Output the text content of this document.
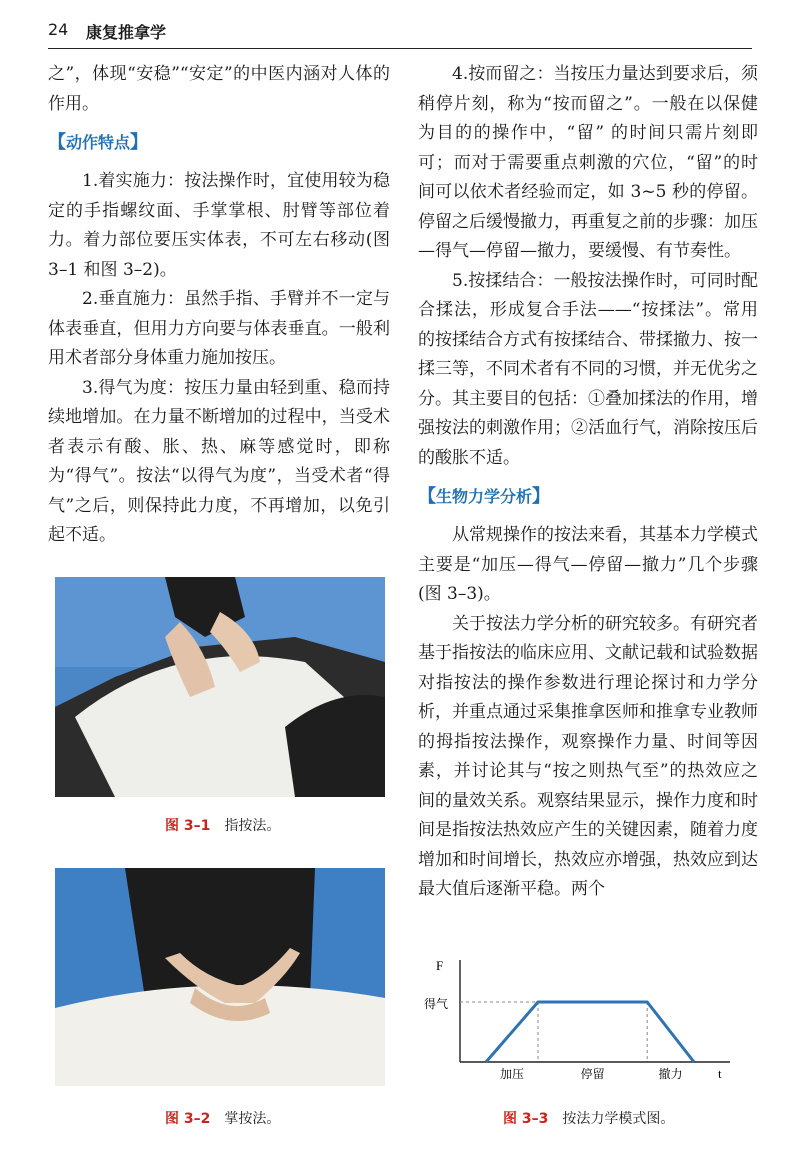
24 康复推拿学

之”，体现“安稳”“安定”的中医内涵对人体的作用。

【动作特点】

1.着实施力：按法操作时，宜使用较为稳定的手指螺纹面、手掌掌根、肘臂等部位着力。着力部位要压实体表，不可左右移动(图 3–1 和图 3–2)。

2.垂直施力：虽然手指、手臂并不一定与体表垂直，但用力方向要与体表垂直。一般利用术者部分身体重力施加按压。

3.得气为度：按压力量由轻到重、稳而持续地增加。在力量不断增加的过程中，当受术者表示有酸、胀、热、麻等感觉时，即称为“得气”。按法“以得气为度”，当受术者“得气”之后，则保持此力度，不再增加，以免引起不适。

图 3–1 指按法。
图 3–2 掌按法。

4.按而留之：当按压力量达到要求后，须稍停片刻，称为“按而留之”。一般在以保健为目的的操作中，“留” 的时间只需片刻即可；而对于需要重点刺激的穴位，“留”的时间可以依术者经验而定，如 3~5 秒的停留。停留之后缓慢撤力，再重复之前的步骤：加压—得气—停留—撤力，要缓慢、有节奏性。

5.按揉结合：一般按法操作时，可同时配合揉法，形成复合手法——“按揉法”。常用的按揉结合方式有按揉结合、带揉撤力、按一揉三等，不同术者有不同的习惯，并无优劣之分。其主要目的包括：①叠加揉法的作用，增强按法的刺激作用；②活血行气，消除按压后的酸胀不适。

【生物力学分析】

从常规操作的按法来看，其基本力学模式主要是“加压—得气—停留—撤力”几个步骤(图 3–3)。

关于按法力学分析的研究较多。有研究者基于指按法的临床应用、文献记载和试验数据对指按法的操作参数进行理论探讨和力学分析，并重点通过采集推拿医师和推拿专业教师的拇指按法操作，观察操作力量、时间等因素，并讨论其与“按之则热气至”的热效应之间的量效关系。观察结果显示，操作力度和时间是指按法热效应产生的关键因素，随着力度增加和时间增长，热效应亦增强，热效应到达最大值后逐渐平稳。两个

F
得气
t
加压	停留	撤力
图 3–3 按法力学模式图。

• **What the task requires**: All the lines above are to be given again exactly as they read, with the pictures removed.

• **The result**:
Output the text content of this document.
24 康复推拿学

之”，体现“安稳”“安定”的中医内涵对人体的作用。

【动作特点】

1.着实施力：按法操作时，宜使用较为稳定的手指螺纹面、手掌掌根、肘臂等部位着力。着力部位要压实体表，不可左右移动(图 3–1 和图 3–2)。

2.垂直施力：虽然手指、手臂并不一定与体表垂直，但用力方向要与体表垂直。一般利用术者部分身体重力施加按压。

3.得气为度：按压力量由轻到重、稳而持续地增加。在力量不断增加的过程中，当受术者表示有酸、胀、热、麻等感觉时，即称为“得气”。按法“以得气为度”，当受术者“得气”之后，则保持此力度，不再增加，以免引起不适。

图 3–1 指按法。
图 3–2 掌按法。

4.按而留之：当按压力量达到要求后，须稍停片刻，称为“按而留之”。一般在以保健为目的的操作中，“留” 的时间只需片刻即可；而对于需要重点刺激的穴位，“留”的时间可以依术者经验而定，如 3~5 秒的停留。停留之后缓慢撤力，再重复之前的步骤：加压—得气—停留—撤力，要缓慢、有节奏性。

5.按揉结合：一般按法操作时，可同时配合揉法，形成复合手法——“按揉法”。常用的按揉结合方式有按揉结合、带揉撤力、按一揉三等，不同术者有不同的习惯，并无优劣之分。其主要目的包括：①叠加揉法的作用，增强按法的刺激作用；②活血行气，消除按压后的酸胀不适。

【生物力学分析】

从常规操作的按法来看，其基本力学模式主要是“加压—得气—停留—撤力”几个步骤(图 3–3)。

关于按法力学分析的研究较多。有研究者基于指按法的临床应用、文献记载和试验数据对指按法的操作参数进行理论探讨和力学分析，并重点通过采集推拿医师和推拿专业教师的拇指按法操作，观察操作力量、时间等因素，并讨论其与“按之则热气至”的热效应之间的量效关系。观察结果显示，操作力度和时间是指按法热效应产生的关键因素，随着力度增加和时间增长，热效应亦增强，热效应到达最大值后逐渐平稳。两个

F
得气
t
加压	停留	撤力
图 3–3 按法力学模式图。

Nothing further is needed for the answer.